List every line below containing "Downloads".

________________

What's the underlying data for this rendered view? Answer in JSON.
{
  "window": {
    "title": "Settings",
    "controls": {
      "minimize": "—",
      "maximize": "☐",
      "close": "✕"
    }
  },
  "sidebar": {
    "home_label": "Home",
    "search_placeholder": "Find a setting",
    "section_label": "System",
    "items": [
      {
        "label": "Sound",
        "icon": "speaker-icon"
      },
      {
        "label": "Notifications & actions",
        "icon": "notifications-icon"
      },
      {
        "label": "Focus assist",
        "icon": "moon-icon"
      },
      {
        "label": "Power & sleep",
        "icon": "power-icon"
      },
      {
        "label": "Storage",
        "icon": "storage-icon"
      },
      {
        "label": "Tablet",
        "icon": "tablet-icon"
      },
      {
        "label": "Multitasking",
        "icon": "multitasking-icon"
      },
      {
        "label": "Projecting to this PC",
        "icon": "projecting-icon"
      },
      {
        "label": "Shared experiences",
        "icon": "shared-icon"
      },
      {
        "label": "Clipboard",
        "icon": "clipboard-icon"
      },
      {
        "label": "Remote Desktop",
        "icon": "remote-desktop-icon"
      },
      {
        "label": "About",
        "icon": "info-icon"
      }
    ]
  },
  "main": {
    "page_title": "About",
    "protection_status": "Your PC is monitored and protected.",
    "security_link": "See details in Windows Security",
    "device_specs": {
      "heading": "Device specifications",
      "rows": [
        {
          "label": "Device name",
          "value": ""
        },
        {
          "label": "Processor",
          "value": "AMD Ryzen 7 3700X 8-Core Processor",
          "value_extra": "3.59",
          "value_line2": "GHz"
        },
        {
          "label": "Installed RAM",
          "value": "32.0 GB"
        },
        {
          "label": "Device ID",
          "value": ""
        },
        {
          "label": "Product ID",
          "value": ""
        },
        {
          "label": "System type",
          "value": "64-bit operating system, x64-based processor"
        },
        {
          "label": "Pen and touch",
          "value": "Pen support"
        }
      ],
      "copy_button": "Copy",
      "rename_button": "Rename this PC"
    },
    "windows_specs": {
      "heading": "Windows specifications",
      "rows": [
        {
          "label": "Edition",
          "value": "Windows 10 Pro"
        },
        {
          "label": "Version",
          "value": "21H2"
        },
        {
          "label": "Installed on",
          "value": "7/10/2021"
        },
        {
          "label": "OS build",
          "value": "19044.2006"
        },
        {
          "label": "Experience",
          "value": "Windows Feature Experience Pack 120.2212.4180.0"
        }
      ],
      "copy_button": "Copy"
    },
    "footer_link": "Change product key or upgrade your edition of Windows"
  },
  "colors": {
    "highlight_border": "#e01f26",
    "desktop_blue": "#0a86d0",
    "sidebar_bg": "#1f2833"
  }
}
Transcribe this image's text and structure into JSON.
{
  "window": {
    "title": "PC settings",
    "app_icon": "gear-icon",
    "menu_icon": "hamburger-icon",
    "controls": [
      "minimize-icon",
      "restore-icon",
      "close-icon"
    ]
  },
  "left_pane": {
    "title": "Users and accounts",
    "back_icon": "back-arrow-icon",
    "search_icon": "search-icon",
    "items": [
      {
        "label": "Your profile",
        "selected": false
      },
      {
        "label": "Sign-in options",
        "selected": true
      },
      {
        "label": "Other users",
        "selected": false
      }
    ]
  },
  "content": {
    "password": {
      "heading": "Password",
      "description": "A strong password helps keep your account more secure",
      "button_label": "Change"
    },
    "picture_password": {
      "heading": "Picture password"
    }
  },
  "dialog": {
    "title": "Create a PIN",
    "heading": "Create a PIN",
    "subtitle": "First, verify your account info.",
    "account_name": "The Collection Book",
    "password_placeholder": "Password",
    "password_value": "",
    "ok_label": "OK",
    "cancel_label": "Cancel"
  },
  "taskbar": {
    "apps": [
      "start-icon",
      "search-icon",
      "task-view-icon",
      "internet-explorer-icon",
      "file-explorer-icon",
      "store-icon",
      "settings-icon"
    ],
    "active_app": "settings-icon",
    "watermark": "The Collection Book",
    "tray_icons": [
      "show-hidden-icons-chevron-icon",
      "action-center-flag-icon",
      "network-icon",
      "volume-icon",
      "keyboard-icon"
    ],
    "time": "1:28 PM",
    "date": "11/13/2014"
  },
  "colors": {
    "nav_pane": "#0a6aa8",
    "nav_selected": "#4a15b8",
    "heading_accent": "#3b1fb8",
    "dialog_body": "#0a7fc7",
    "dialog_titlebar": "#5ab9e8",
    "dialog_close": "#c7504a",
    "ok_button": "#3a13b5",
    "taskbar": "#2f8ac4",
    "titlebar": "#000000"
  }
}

________________

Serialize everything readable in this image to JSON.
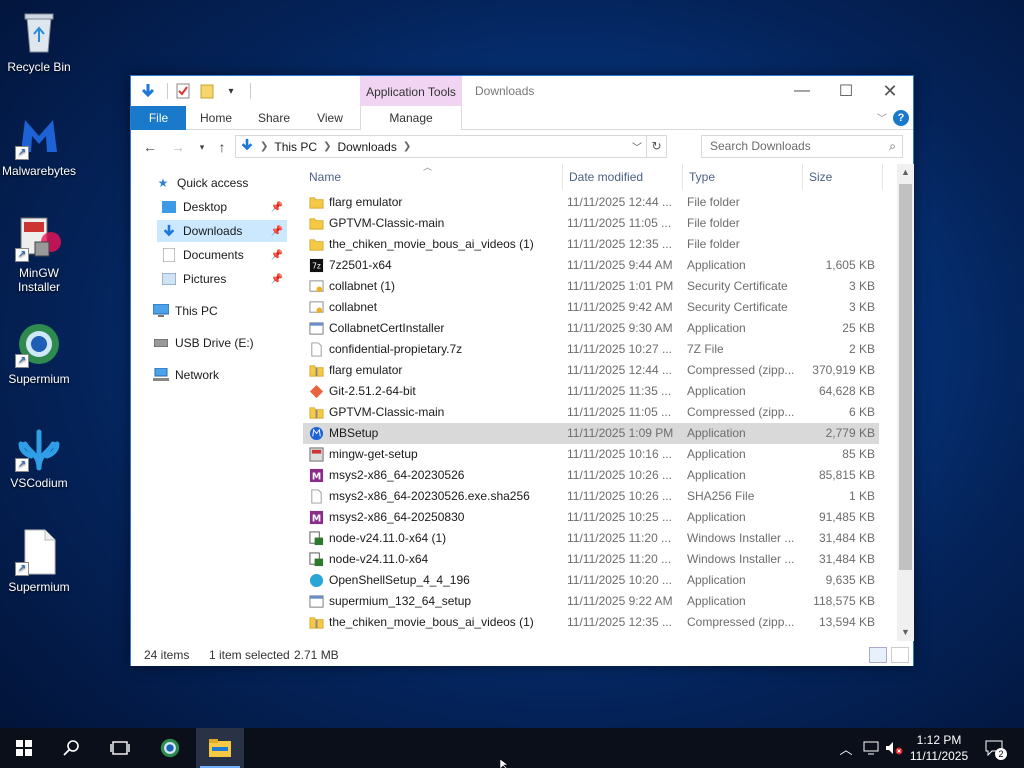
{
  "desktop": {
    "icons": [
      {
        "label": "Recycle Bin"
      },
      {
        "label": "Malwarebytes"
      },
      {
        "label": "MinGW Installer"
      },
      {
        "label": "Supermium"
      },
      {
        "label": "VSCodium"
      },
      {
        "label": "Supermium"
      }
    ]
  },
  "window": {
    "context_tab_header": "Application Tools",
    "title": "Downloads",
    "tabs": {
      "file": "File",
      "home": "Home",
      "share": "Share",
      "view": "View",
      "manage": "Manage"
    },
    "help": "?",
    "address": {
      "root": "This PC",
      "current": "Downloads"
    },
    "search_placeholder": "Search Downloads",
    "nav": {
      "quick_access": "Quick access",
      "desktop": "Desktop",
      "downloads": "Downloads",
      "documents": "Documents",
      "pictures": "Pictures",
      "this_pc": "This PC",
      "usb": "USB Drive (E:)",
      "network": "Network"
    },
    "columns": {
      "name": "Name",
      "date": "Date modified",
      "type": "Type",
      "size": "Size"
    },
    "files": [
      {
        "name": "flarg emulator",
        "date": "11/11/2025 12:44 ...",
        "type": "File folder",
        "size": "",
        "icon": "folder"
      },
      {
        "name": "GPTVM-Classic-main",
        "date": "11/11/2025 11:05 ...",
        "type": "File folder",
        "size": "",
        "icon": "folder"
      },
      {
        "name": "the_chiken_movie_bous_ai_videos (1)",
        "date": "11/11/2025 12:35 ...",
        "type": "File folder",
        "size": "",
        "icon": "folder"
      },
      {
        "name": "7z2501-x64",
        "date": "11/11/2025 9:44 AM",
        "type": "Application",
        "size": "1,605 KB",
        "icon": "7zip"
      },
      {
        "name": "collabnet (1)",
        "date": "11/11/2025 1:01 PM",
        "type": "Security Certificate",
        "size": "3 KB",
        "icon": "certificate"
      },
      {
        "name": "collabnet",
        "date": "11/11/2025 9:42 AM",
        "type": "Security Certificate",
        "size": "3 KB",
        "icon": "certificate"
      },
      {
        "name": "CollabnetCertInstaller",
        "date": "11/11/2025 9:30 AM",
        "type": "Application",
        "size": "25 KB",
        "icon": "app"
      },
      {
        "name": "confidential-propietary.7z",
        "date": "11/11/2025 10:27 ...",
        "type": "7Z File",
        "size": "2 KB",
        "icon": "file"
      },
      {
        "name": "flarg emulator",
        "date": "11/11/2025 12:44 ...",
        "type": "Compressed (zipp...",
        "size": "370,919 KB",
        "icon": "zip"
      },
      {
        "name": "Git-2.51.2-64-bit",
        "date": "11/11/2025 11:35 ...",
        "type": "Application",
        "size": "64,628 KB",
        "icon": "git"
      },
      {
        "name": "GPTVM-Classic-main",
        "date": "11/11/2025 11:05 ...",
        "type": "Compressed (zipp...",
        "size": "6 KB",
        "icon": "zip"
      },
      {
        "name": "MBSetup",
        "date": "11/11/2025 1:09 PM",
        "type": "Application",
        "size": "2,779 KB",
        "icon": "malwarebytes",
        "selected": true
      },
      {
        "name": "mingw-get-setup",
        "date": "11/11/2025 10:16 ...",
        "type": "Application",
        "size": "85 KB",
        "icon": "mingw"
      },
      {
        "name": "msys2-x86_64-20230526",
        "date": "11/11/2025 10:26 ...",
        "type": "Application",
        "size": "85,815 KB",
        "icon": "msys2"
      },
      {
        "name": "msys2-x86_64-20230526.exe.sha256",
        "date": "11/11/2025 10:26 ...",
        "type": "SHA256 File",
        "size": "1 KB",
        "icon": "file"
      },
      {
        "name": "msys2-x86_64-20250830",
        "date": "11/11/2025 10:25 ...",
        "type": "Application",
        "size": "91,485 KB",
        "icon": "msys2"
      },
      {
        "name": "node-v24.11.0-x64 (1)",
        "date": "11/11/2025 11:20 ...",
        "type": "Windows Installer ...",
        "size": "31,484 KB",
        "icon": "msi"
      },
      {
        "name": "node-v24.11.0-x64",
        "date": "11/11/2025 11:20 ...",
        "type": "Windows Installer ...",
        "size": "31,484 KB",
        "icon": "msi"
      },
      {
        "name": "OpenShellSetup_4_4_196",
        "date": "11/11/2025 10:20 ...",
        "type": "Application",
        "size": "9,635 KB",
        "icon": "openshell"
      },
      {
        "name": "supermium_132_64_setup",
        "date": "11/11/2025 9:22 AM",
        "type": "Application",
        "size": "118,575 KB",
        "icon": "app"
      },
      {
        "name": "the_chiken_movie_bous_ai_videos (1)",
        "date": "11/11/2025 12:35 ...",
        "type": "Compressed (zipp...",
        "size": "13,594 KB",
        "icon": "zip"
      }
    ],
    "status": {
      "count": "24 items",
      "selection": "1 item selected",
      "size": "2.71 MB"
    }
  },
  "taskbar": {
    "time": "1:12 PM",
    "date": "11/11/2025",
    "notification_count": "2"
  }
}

________________

* _THE OUTPUT_:
    "title": "Downloads",
      "current": "Downloads"
    "search_placeholder": "Search Downloads",
      "downloads": "Downloads",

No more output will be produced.